**DATA PROVIDED:**
■ ■ ■

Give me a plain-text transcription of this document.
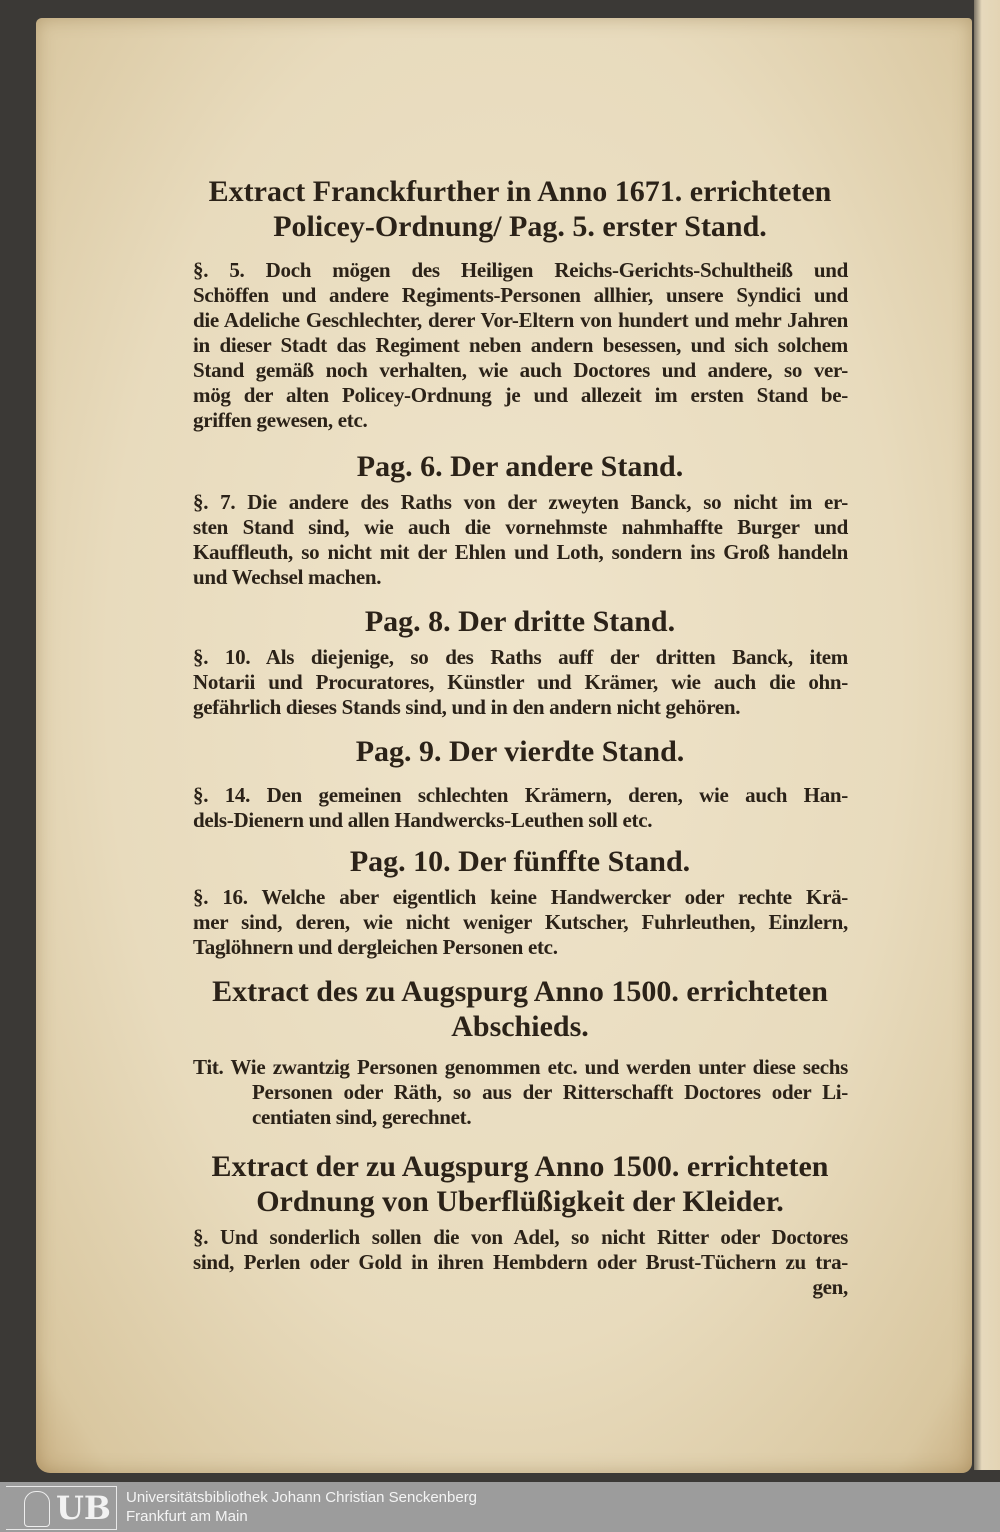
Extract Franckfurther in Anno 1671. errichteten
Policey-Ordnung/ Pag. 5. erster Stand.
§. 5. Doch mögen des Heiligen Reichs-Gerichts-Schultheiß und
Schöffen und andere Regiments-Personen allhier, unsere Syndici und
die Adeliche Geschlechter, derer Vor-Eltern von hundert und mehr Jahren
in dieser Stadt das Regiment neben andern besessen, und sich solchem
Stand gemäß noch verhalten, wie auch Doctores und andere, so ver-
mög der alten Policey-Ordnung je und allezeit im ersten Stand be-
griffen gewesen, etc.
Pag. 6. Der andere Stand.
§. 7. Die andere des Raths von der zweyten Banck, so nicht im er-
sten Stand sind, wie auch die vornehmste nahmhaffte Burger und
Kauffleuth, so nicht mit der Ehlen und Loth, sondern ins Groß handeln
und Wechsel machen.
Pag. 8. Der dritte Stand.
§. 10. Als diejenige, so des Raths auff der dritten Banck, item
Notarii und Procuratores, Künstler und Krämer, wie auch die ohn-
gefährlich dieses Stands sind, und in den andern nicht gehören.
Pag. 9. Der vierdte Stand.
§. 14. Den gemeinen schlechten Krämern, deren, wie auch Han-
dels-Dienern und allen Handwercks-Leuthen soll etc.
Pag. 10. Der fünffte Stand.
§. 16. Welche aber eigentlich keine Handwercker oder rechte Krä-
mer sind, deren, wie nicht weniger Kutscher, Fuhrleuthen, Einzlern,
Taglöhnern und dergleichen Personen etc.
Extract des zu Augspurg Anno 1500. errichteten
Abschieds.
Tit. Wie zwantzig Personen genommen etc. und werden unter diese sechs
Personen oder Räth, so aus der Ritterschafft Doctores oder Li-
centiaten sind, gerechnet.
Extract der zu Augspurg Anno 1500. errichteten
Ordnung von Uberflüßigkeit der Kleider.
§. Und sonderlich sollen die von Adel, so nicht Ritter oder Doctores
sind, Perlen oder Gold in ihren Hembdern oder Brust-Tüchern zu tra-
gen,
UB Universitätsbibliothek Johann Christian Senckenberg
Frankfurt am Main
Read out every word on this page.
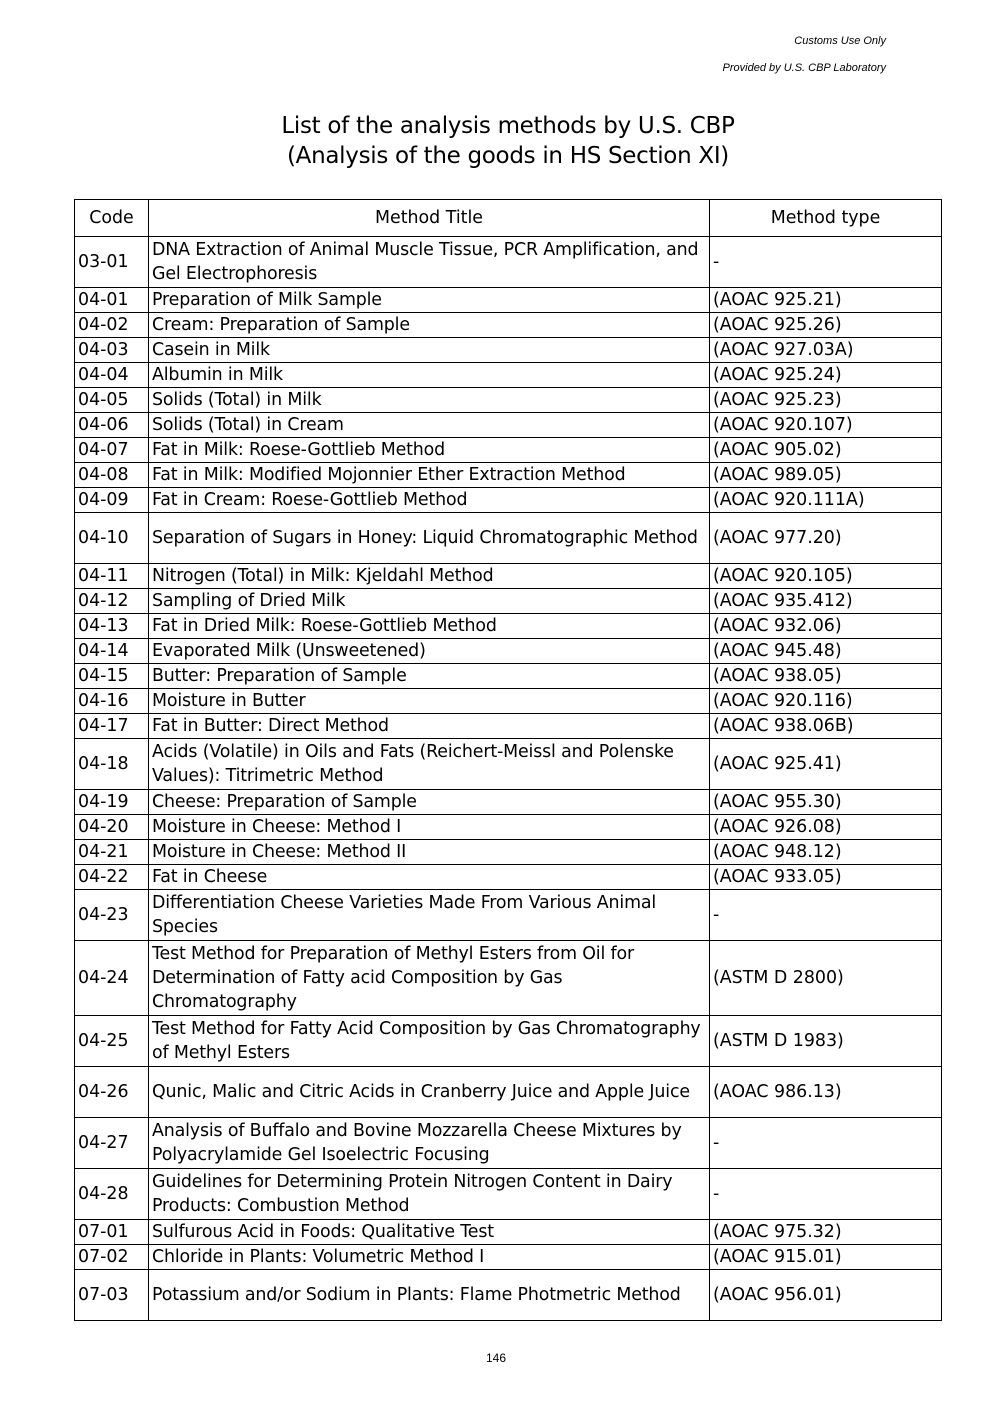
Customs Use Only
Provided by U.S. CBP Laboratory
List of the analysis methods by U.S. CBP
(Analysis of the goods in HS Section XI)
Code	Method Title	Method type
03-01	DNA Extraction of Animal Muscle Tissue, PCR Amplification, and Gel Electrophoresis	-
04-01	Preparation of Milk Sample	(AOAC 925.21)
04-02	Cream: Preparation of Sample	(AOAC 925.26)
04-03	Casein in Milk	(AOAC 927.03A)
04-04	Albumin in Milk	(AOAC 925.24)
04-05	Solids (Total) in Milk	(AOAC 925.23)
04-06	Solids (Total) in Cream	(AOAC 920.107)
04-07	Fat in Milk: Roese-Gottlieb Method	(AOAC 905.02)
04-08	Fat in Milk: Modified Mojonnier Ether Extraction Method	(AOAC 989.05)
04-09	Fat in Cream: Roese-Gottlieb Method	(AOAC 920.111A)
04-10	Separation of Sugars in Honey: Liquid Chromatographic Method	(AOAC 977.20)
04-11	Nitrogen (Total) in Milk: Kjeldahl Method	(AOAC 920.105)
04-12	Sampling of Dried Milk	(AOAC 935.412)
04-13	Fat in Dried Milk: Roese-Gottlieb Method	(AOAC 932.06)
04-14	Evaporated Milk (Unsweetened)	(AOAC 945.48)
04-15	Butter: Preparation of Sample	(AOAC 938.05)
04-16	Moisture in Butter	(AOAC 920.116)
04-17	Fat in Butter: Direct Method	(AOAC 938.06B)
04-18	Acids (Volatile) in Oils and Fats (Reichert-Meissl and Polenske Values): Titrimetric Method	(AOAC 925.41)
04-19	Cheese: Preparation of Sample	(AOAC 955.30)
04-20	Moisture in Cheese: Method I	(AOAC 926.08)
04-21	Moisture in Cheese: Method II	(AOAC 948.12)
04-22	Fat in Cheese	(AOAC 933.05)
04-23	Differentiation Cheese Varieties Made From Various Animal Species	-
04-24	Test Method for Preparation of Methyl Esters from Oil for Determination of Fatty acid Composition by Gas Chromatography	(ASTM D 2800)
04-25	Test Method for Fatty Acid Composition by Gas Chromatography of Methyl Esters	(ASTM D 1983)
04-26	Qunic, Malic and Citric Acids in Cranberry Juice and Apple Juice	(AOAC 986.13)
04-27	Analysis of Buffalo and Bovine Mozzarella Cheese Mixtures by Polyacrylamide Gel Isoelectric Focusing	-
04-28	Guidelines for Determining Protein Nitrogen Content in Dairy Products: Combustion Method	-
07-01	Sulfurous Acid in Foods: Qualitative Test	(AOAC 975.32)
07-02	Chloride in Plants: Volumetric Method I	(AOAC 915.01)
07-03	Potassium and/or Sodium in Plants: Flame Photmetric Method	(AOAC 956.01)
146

■ ■ ■

**WHAT YOU HAVE TO DO:**
Say how many lines in the records above hold "Anno", and give no other text.

**ANSWER:**
3